Could you copy every line from the material below in which "Models" appears?

START Stored rows

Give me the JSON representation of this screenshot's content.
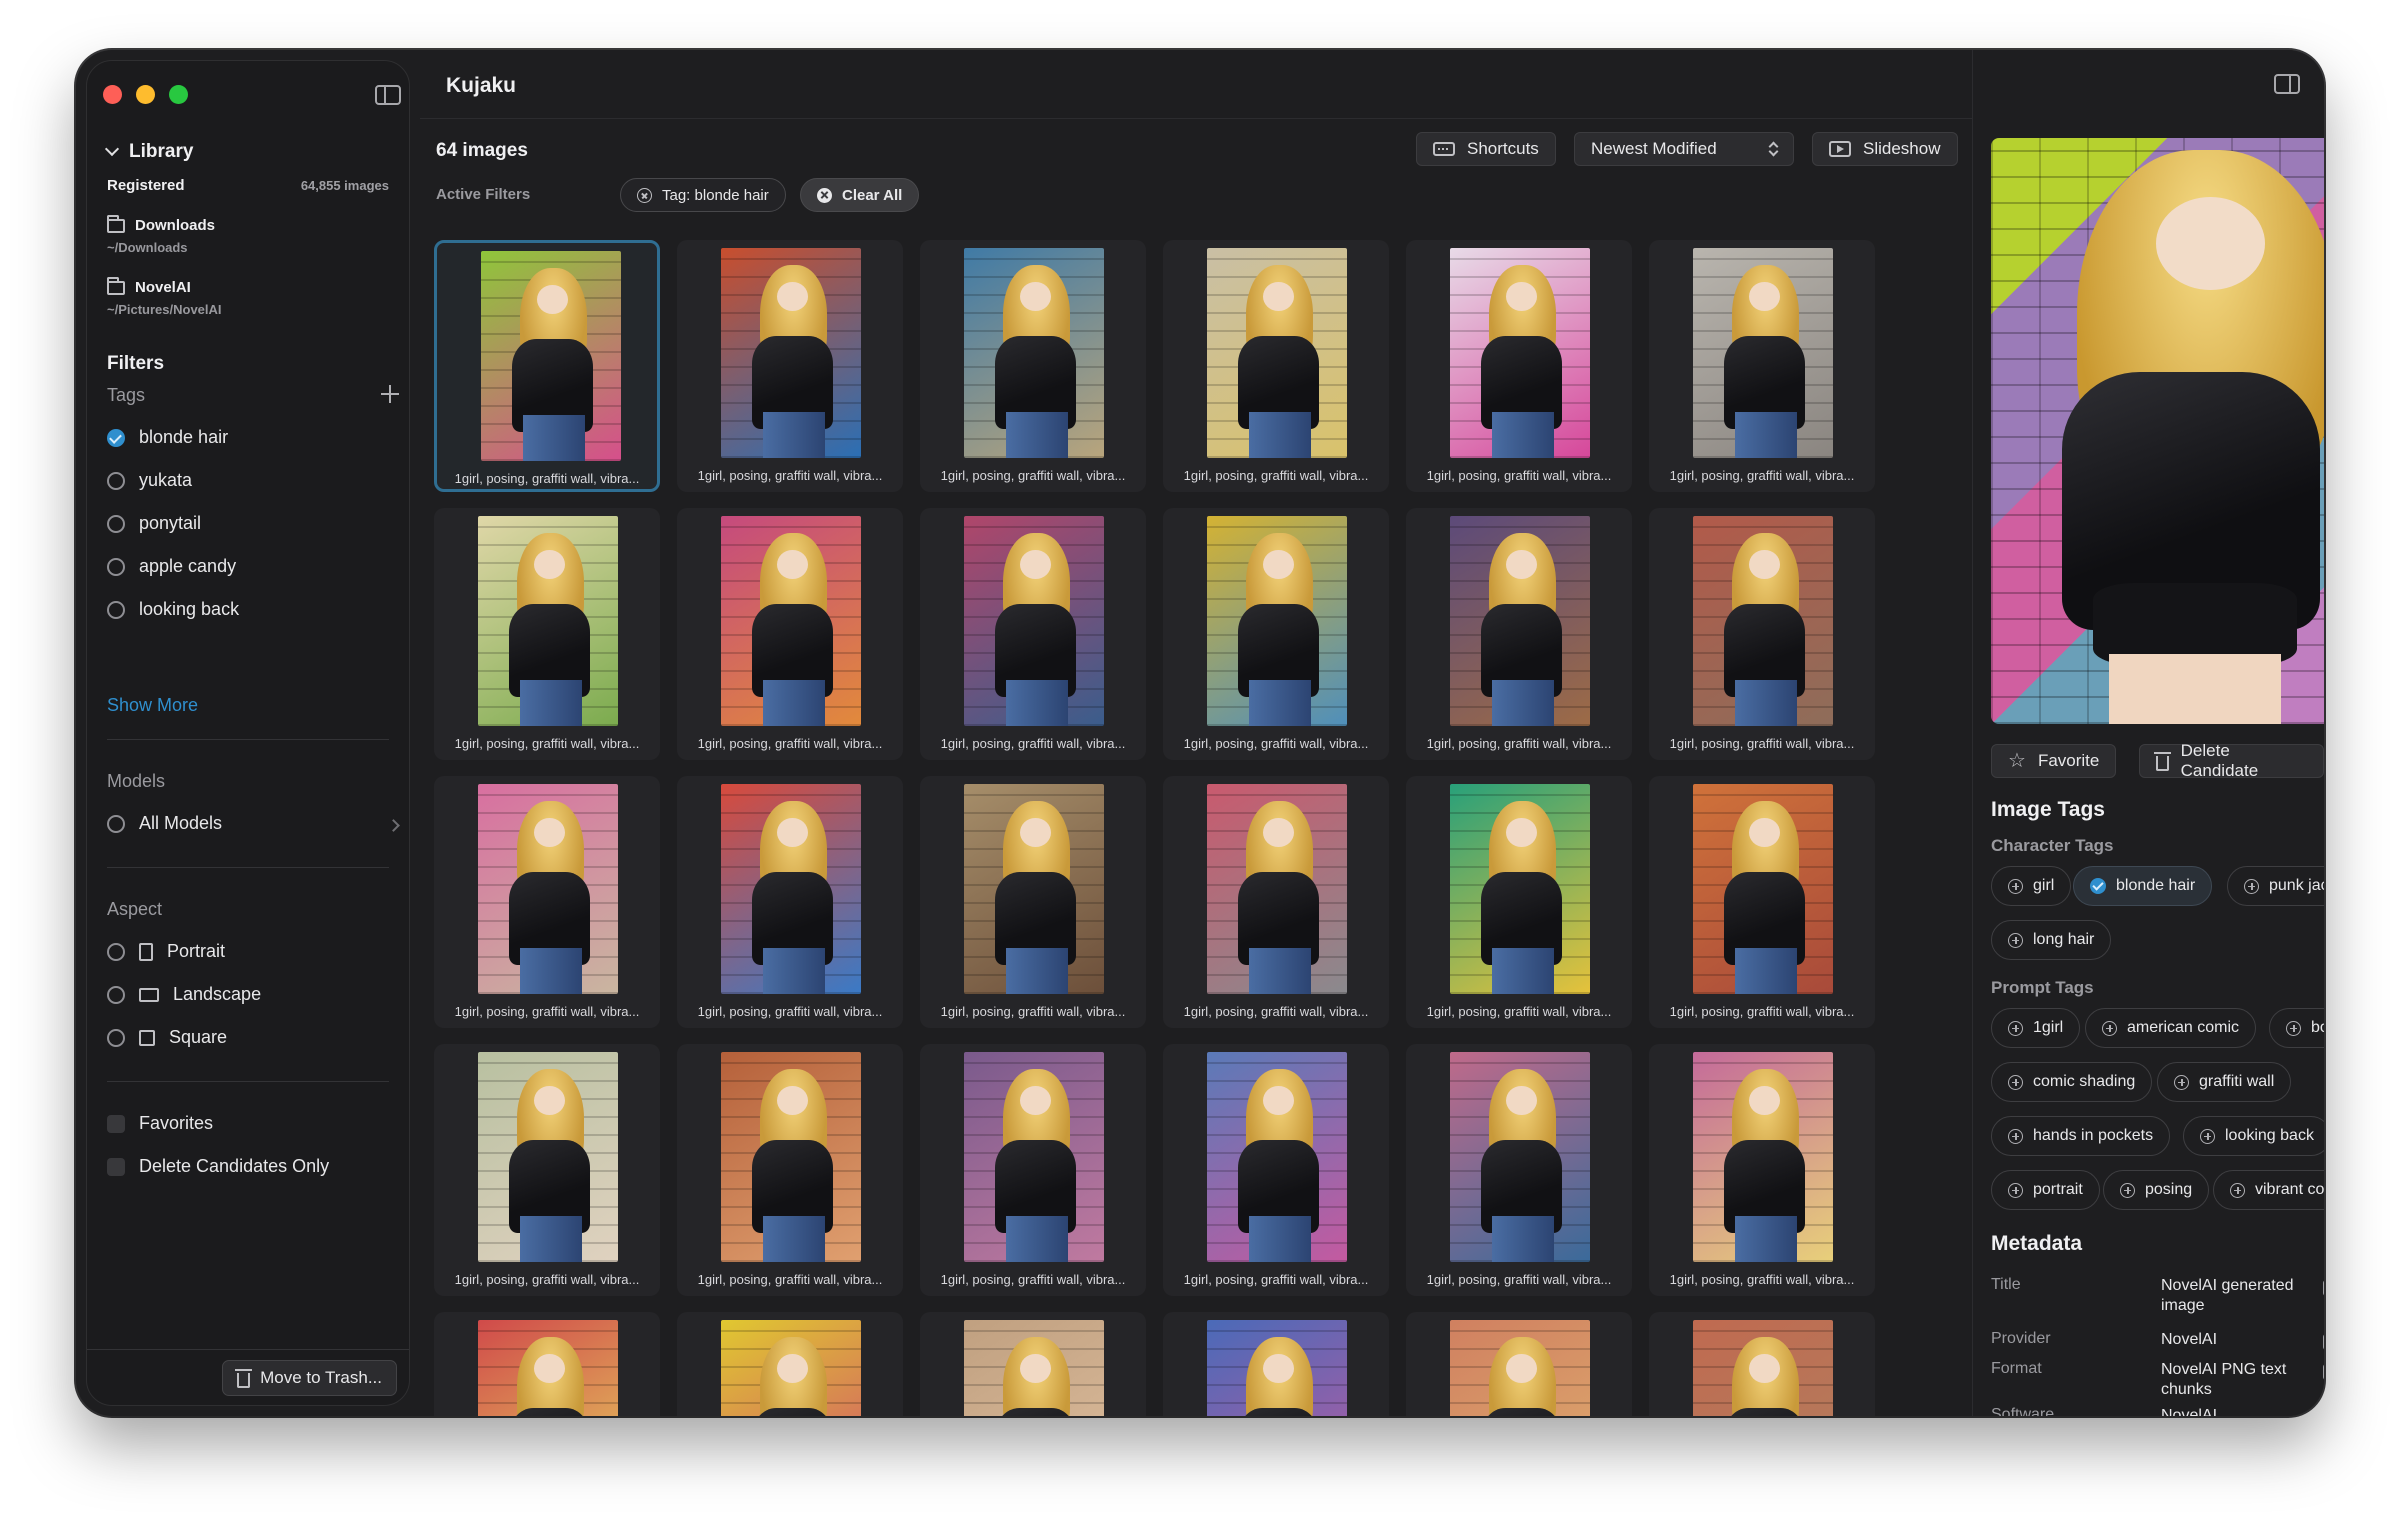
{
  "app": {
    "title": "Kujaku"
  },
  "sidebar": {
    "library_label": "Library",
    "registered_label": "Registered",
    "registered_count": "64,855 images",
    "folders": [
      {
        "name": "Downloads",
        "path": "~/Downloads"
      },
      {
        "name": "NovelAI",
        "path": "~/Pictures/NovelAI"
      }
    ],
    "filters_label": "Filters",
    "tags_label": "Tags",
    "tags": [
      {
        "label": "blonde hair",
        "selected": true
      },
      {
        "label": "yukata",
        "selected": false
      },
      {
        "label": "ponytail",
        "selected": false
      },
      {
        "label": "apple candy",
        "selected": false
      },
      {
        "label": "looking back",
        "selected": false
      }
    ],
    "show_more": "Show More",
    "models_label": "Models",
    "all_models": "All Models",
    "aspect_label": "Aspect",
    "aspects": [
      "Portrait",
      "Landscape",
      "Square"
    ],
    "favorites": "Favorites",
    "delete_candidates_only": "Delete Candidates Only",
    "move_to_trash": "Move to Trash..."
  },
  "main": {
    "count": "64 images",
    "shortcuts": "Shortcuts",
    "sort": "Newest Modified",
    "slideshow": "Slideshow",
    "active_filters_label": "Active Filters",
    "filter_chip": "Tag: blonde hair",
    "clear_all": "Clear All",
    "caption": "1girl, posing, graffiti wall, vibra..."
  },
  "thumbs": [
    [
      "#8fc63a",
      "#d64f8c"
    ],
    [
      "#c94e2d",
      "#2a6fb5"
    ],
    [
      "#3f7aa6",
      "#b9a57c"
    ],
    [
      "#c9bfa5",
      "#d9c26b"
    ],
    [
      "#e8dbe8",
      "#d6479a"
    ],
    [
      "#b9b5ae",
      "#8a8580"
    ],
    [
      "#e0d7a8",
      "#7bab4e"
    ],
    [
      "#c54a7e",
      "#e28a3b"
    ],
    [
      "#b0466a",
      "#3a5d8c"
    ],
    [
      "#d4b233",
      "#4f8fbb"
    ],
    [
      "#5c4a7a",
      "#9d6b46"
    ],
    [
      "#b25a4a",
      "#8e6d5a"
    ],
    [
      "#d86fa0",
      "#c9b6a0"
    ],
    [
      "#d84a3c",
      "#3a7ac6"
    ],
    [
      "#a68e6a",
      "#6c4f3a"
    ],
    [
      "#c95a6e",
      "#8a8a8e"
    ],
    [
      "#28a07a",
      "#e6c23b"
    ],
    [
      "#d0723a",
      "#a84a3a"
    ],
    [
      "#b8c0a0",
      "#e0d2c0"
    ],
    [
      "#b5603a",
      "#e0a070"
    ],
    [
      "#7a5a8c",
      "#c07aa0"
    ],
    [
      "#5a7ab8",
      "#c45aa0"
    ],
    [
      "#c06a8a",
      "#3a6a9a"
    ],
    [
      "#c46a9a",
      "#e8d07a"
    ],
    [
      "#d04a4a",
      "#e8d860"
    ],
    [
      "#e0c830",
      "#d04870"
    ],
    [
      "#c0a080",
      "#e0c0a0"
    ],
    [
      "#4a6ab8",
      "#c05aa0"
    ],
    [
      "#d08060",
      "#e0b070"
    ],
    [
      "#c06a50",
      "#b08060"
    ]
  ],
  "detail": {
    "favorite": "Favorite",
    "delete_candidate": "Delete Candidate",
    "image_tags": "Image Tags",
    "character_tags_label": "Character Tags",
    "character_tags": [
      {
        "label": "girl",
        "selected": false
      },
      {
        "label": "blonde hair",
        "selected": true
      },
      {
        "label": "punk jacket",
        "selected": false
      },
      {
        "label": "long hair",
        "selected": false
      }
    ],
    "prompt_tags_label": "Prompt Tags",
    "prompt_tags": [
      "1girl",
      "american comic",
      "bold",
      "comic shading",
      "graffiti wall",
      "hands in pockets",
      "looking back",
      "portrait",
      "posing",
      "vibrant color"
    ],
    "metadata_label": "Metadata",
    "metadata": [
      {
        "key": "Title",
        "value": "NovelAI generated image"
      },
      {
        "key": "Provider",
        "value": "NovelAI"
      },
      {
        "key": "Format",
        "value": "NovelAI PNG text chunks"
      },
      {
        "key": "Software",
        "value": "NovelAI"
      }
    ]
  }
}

END Stored rows
START Stored rows

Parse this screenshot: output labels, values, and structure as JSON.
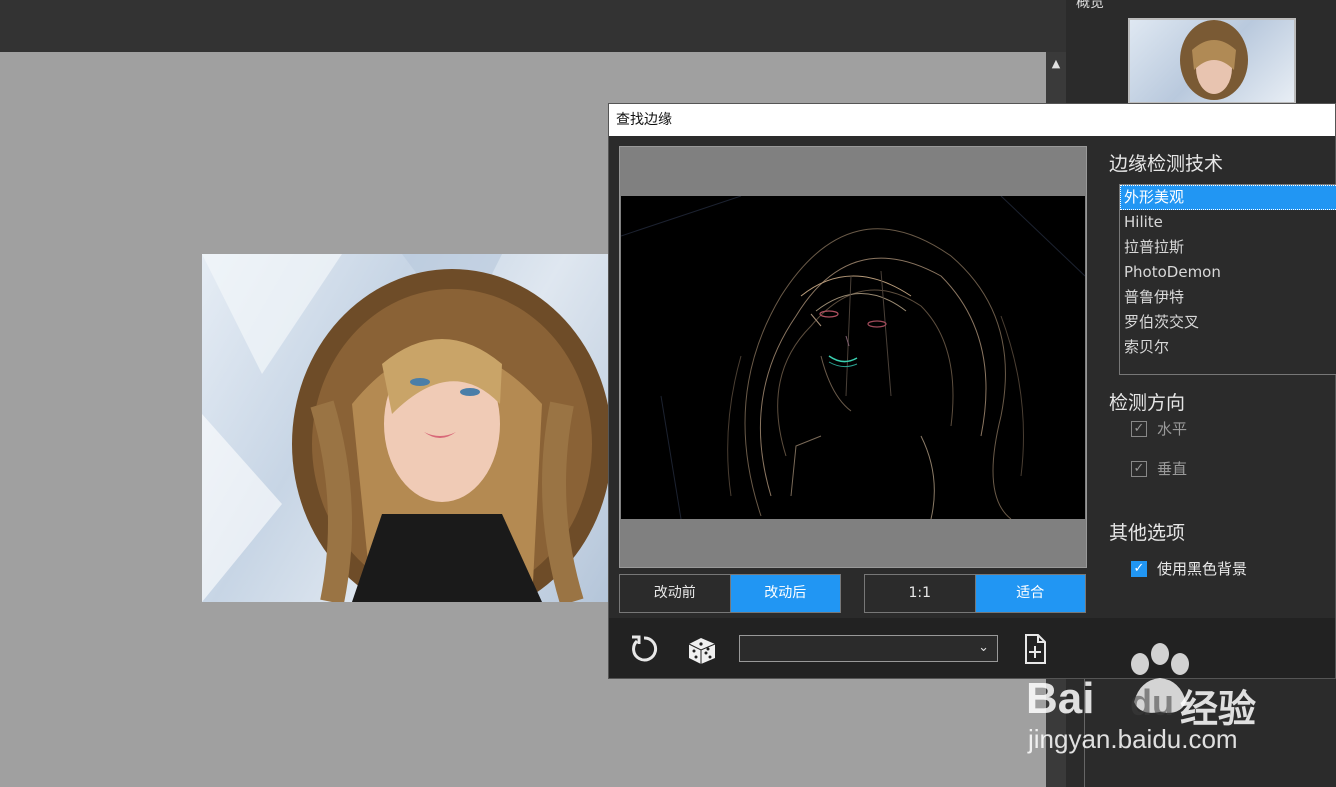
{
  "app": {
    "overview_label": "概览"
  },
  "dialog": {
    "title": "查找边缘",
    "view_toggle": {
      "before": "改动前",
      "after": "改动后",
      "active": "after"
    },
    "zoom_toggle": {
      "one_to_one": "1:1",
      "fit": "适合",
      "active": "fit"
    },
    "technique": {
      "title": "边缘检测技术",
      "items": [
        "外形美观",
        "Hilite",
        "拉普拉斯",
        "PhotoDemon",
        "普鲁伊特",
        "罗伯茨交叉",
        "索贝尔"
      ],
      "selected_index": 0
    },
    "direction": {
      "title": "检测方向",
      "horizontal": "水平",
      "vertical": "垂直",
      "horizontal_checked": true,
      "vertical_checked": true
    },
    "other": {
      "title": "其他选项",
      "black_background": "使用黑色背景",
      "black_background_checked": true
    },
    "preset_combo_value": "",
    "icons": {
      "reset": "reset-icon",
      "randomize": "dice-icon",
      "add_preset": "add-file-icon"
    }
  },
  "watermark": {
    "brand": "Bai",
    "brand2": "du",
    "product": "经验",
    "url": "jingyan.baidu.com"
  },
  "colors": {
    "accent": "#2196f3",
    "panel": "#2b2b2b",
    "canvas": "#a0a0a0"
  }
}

END Stored rows
START Stored rows

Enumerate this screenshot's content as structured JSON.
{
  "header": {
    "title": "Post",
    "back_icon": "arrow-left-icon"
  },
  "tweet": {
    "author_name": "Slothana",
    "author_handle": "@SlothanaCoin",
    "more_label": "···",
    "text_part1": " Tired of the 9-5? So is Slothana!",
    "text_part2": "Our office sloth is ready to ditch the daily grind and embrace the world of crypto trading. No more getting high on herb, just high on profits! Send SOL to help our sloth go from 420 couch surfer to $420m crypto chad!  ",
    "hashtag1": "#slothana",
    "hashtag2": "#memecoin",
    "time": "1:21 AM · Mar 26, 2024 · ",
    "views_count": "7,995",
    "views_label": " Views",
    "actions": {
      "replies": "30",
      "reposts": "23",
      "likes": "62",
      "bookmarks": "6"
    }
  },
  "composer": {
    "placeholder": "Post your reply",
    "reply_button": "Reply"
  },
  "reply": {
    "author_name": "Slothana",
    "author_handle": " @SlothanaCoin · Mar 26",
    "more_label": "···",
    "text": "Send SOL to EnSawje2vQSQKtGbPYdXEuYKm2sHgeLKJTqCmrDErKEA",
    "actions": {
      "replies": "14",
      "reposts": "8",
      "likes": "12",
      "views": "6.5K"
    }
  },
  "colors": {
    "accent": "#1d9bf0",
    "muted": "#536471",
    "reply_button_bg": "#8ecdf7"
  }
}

END Stored rows

:: Full solution ::
    "models_label": "Models",
    "all_models": "All Models",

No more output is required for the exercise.